■ **SUPPLIED DATA**:
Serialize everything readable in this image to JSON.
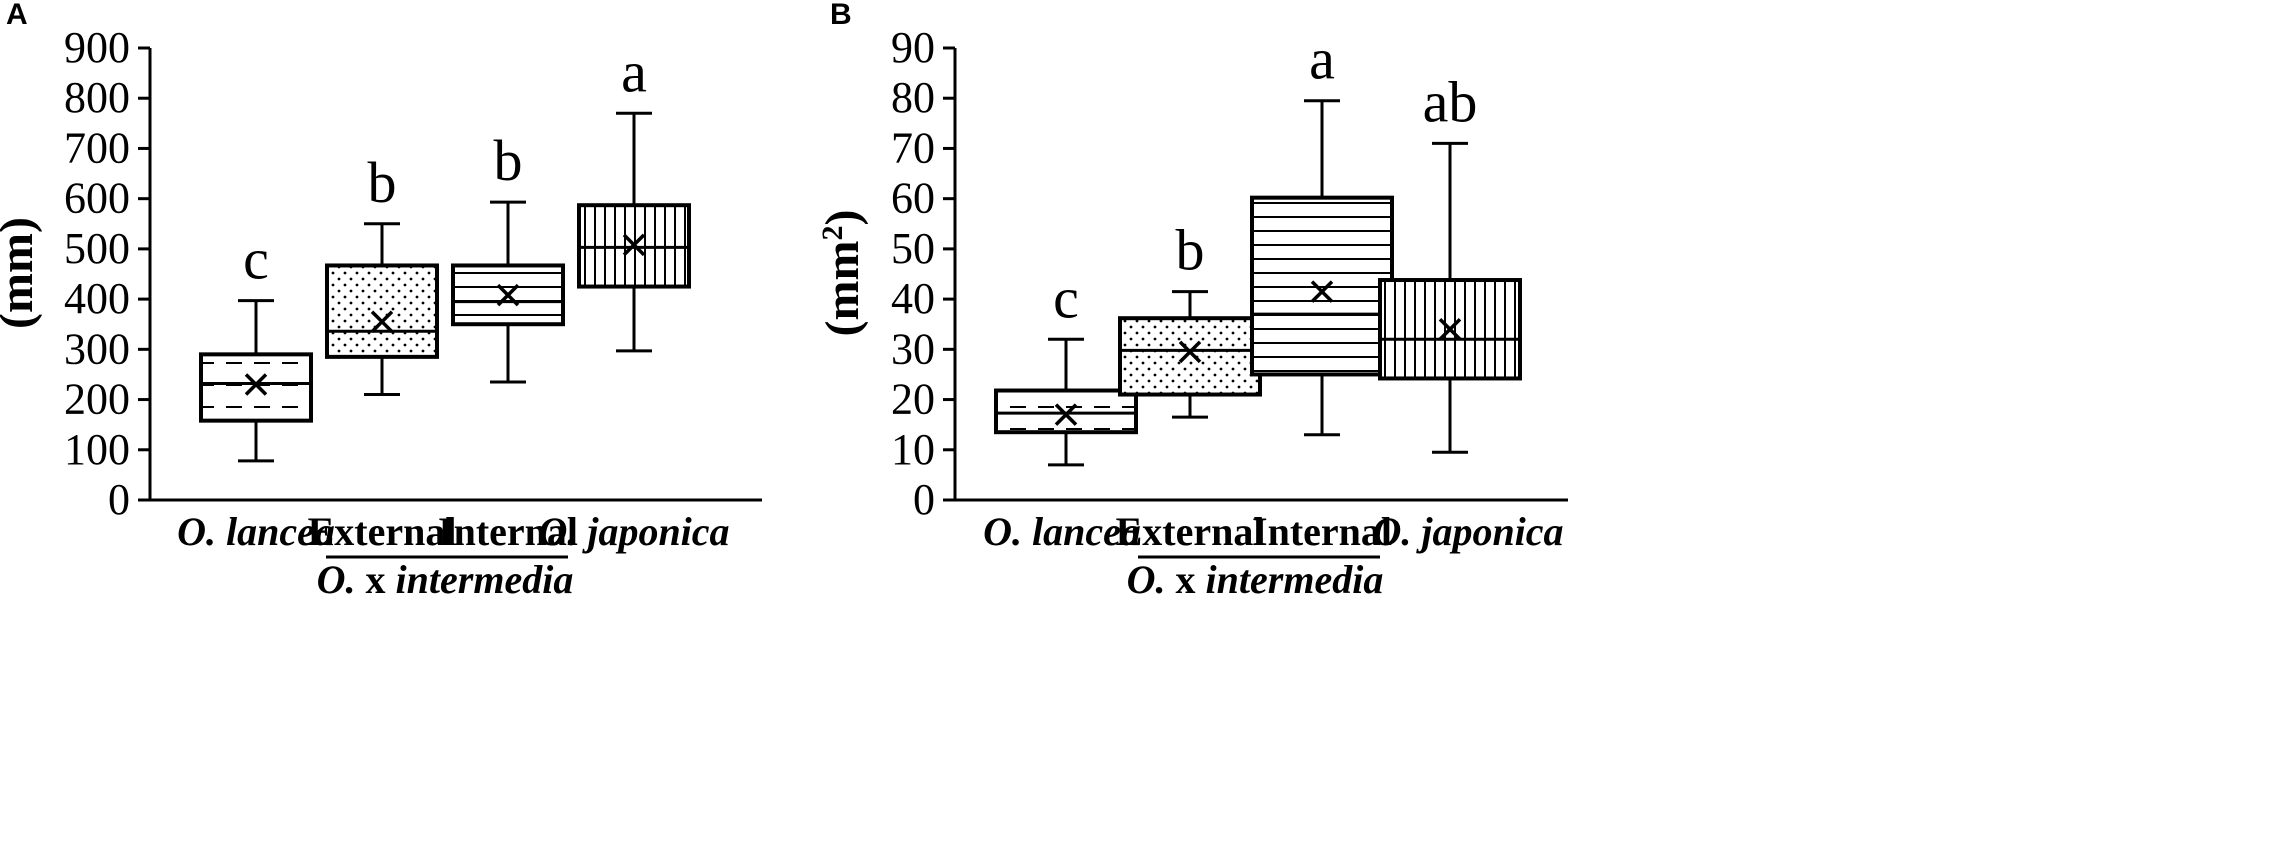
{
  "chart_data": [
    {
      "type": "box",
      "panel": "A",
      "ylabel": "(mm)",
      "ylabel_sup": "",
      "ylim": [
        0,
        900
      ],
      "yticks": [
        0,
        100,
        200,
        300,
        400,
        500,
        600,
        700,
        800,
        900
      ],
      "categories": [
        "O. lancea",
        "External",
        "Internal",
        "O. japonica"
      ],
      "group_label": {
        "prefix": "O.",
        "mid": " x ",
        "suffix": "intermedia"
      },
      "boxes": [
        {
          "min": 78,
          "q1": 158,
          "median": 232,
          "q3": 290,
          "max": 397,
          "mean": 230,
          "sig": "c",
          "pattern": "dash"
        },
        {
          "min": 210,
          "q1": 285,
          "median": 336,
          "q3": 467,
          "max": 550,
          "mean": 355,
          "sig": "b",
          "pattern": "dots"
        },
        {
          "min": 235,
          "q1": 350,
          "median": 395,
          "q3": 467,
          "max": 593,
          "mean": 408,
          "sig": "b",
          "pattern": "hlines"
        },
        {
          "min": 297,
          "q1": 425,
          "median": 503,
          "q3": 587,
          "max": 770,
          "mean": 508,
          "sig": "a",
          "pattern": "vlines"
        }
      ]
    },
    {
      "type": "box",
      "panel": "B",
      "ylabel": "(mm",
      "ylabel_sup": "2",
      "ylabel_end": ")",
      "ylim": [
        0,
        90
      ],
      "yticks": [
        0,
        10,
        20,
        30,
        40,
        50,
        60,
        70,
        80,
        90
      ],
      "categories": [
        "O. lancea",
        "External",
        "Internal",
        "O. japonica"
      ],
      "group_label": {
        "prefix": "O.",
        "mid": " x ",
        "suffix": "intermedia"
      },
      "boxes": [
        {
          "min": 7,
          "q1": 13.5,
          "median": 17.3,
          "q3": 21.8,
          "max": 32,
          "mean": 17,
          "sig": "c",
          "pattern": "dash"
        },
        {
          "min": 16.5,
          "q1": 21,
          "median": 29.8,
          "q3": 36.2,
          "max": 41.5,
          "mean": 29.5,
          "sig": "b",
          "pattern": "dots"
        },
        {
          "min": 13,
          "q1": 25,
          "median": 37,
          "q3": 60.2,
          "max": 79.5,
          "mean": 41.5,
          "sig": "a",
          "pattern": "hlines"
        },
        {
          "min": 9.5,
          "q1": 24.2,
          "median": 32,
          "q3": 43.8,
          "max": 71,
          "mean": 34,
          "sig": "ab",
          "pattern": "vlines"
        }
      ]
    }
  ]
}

■ **PROBLEM DETAILS**: Repeat each entry above word for word, leaving every picture out.

■ **ANSWER TO THE PROBLEM**:
Serialize everything readable in this image to JSON.
{
  "chart_data": [
    {
      "type": "box",
      "panel": "A",
      "ylabel": "(mm)",
      "ylabel_sup": "",
      "ylim": [
        0,
        900
      ],
      "yticks": [
        0,
        100,
        200,
        300,
        400,
        500,
        600,
        700,
        800,
        900
      ],
      "categories": [
        "O. lancea",
        "External",
        "Internal",
        "O. japonica"
      ],
      "group_label": {
        "prefix": "O.",
        "mid": " x ",
        "suffix": "intermedia"
      },
      "boxes": [
        {
          "min": 78,
          "q1": 158,
          "median": 232,
          "q3": 290,
          "max": 397,
          "mean": 230,
          "sig": "c",
          "pattern": "dash"
        },
        {
          "min": 210,
          "q1": 285,
          "median": 336,
          "q3": 467,
          "max": 550,
          "mean": 355,
          "sig": "b",
          "pattern": "dots"
        },
        {
          "min": 235,
          "q1": 350,
          "median": 395,
          "q3": 467,
          "max": 593,
          "mean": 408,
          "sig": "b",
          "pattern": "hlines"
        },
        {
          "min": 297,
          "q1": 425,
          "median": 503,
          "q3": 587,
          "max": 770,
          "mean": 508,
          "sig": "a",
          "pattern": "vlines"
        }
      ]
    },
    {
      "type": "box",
      "panel": "B",
      "ylabel": "(mm",
      "ylabel_sup": "2",
      "ylabel_end": ")",
      "ylim": [
        0,
        90
      ],
      "yticks": [
        0,
        10,
        20,
        30,
        40,
        50,
        60,
        70,
        80,
        90
      ],
      "categories": [
        "O. lancea",
        "External",
        "Internal",
        "O. japonica"
      ],
      "group_label": {
        "prefix": "O.",
        "mid": " x ",
        "suffix": "intermedia"
      },
      "boxes": [
        {
          "min": 7,
          "q1": 13.5,
          "median": 17.3,
          "q3": 21.8,
          "max": 32,
          "mean": 17,
          "sig": "c",
          "pattern": "dash"
        },
        {
          "min": 16.5,
          "q1": 21,
          "median": 29.8,
          "q3": 36.2,
          "max": 41.5,
          "mean": 29.5,
          "sig": "b",
          "pattern": "dots"
        },
        {
          "min": 13,
          "q1": 25,
          "median": 37,
          "q3": 60.2,
          "max": 79.5,
          "mean": 41.5,
          "sig": "a",
          "pattern": "hlines"
        },
        {
          "min": 9.5,
          "q1": 24.2,
          "median": 32,
          "q3": 43.8,
          "max": 71,
          "mean": 34,
          "sig": "ab",
          "pattern": "vlines"
        }
      ]
    }
  ]
}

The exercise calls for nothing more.